Data listing
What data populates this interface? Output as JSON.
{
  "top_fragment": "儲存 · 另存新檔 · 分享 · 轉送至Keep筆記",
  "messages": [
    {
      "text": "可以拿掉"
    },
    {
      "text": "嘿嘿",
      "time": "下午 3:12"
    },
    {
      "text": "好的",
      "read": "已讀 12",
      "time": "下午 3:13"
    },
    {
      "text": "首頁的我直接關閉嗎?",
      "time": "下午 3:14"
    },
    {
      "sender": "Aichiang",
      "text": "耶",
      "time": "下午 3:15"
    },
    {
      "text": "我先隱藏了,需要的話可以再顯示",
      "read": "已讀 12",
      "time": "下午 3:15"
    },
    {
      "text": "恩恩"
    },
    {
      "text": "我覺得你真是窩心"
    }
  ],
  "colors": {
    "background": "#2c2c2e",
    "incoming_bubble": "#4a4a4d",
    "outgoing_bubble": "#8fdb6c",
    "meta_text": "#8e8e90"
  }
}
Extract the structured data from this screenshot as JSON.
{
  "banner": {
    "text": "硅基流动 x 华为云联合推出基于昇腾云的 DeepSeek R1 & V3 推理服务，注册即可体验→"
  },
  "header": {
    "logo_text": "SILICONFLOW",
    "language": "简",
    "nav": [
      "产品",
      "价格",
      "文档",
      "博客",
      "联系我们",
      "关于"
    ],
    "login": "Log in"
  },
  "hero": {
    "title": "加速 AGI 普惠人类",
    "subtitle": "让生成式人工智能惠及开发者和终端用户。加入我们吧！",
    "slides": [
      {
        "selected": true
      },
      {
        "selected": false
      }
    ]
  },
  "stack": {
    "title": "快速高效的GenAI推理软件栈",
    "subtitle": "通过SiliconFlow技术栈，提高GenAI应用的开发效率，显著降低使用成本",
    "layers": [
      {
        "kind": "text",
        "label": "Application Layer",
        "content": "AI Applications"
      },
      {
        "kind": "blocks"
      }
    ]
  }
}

To be done
Only the lines from the one that contains "Extract the structured" to the end of the entries above should be given again, exactly and in full.

Right answer
Extract the structured data from this screenshot as JSON.
{
  "banner": {
    "text": "硅基流动 x 华为云联合推出基于昇腾云的 DeepSeek R1 & V3 推理服务，注册即可体验→"
  },
  "header": {
    "logo_text": "SILICONFLOW",
    "language": "简",
    "nav": [
      "产品",
      "价格",
      "文档",
      "博客",
      "联系我们",
      "关于"
    ],
    "login": "Log in"
  },
  "hero": {
    "title": "加速 AGI 普惠人类",
    "subtitle": "让生成式人工智能惠及开发者和终端用户。加入我们吧！",
    "slides": [
      {
        "selected": true
      },
      {
        "selected": false
      }
    ]
  },
  "stack": {
    "title": "快速高效的GenAI推理软件栈",
    "subtitle": "通过SiliconFlow技术栈，提高GenAI应用的开发效率，显著降低使用成本",
    "layers": [
      {
        "kind": "text",
        "label": "Application Layer",
        "content": "AI Applications"
      },
      {
        "kind": "blocks"
      }
    ]
  }
}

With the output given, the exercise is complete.